WHAT THE TASK ASKS> Pull out each line below that contains the string "chart".

===== EXTRACTED ENTRIES

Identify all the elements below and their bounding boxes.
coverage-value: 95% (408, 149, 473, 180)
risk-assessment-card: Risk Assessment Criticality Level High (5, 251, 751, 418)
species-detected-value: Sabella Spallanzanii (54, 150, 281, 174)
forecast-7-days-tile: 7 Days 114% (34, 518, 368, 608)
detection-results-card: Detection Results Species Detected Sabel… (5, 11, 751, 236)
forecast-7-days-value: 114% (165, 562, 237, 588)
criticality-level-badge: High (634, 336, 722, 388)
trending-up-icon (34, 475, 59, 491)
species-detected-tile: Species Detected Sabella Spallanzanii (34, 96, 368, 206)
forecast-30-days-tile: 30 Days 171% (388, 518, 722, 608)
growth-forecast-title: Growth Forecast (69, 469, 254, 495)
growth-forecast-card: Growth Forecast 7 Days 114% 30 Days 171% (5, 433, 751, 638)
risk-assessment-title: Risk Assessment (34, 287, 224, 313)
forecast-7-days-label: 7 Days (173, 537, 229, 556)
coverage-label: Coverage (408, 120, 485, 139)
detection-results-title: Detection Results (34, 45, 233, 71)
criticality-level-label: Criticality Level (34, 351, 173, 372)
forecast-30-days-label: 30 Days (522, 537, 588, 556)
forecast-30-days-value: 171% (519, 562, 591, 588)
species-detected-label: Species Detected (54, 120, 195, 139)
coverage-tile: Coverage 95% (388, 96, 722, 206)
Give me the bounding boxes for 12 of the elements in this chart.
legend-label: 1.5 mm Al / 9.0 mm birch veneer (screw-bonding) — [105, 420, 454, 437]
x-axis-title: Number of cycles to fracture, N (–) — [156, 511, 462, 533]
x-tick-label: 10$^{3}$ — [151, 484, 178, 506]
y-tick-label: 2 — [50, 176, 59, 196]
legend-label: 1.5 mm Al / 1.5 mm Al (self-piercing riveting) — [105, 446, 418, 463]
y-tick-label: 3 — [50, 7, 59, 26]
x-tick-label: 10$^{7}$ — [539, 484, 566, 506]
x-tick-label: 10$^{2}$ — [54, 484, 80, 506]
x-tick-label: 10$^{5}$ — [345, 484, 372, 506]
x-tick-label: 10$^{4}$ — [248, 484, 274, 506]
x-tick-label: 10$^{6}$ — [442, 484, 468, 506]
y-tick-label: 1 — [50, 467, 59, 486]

==========
===== EXTRACTED ENTRIES

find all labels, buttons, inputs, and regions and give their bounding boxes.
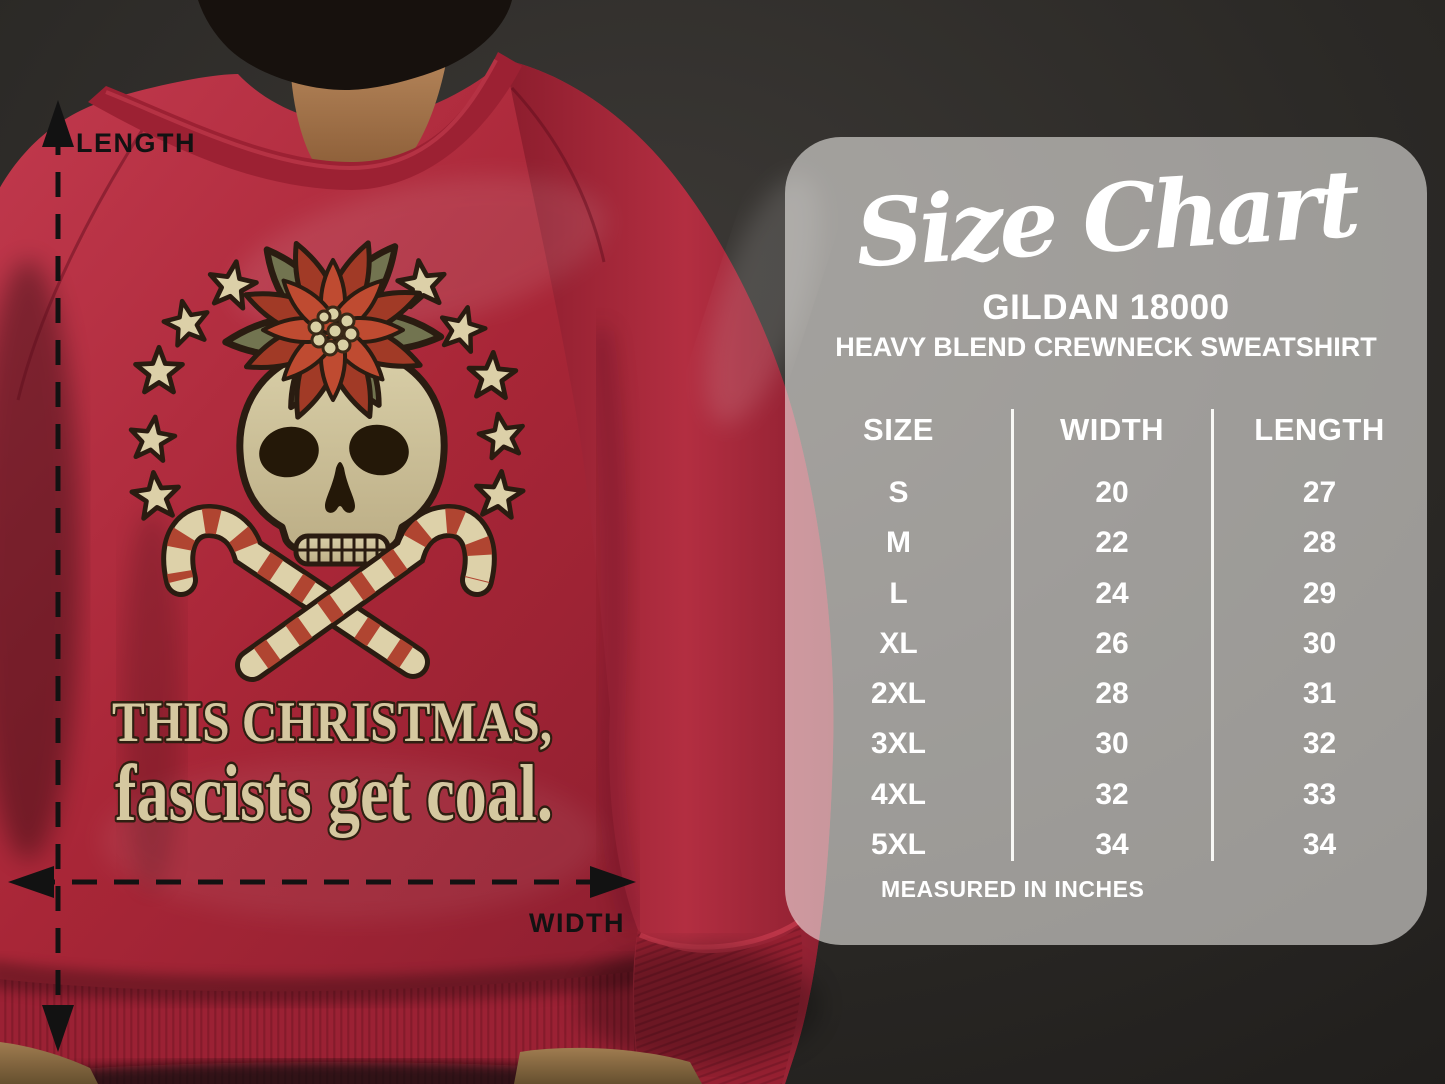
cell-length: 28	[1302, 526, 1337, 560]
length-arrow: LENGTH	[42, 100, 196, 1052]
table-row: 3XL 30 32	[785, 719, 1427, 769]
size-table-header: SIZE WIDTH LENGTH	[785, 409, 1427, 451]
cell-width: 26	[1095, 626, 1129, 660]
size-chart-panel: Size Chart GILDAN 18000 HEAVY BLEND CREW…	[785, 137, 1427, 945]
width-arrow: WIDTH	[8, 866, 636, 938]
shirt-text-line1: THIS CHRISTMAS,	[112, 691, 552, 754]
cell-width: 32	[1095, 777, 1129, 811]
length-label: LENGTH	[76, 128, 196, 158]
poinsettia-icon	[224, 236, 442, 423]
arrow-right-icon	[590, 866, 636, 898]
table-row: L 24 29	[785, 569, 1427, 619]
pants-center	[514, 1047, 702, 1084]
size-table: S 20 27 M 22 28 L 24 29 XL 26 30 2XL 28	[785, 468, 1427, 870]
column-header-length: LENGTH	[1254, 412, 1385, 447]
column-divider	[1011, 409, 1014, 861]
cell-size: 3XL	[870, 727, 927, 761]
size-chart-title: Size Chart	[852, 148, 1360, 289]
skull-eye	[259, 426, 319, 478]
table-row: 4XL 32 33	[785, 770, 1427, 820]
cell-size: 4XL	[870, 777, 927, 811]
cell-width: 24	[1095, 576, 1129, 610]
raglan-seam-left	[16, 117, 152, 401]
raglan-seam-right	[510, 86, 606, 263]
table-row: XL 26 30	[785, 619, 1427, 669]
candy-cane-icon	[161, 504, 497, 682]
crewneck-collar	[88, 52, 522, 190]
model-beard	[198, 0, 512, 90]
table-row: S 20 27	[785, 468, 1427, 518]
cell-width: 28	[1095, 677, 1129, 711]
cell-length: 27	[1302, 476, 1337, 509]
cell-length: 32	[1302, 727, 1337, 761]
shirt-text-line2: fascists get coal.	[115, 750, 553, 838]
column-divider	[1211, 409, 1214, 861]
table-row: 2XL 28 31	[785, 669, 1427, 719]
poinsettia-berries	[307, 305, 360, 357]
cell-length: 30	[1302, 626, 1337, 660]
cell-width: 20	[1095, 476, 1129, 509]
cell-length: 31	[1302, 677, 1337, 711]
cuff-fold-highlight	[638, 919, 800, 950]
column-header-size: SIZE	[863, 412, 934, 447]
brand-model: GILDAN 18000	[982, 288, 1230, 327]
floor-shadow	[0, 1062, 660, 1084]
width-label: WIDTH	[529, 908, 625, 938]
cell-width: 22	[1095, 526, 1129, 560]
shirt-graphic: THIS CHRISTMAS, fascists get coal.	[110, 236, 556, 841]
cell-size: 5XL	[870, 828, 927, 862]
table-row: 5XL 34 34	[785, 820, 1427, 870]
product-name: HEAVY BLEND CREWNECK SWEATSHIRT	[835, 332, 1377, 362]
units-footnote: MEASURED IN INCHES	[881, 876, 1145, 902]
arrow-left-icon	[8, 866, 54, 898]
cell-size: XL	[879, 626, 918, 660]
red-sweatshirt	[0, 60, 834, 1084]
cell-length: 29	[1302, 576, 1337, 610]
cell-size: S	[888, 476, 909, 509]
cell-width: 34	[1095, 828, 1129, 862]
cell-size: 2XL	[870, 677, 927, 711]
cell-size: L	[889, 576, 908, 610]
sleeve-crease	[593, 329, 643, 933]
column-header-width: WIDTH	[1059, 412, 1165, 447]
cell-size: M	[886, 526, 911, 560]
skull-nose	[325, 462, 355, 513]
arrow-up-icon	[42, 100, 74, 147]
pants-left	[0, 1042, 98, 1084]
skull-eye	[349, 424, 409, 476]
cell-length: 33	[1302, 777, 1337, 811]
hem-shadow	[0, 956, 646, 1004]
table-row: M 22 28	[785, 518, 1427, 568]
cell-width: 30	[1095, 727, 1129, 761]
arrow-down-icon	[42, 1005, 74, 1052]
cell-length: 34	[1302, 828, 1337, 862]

==========

COMPLETE RESPONSE>
Give me the bounding boxes for 12 of the elements in this chart.
size-chart-panel: Size Chart GILDAN 18000 HEAVY BLEND CREW…	[785, 137, 1427, 945]
size-chart-title: Size Chart	[852, 148, 1360, 289]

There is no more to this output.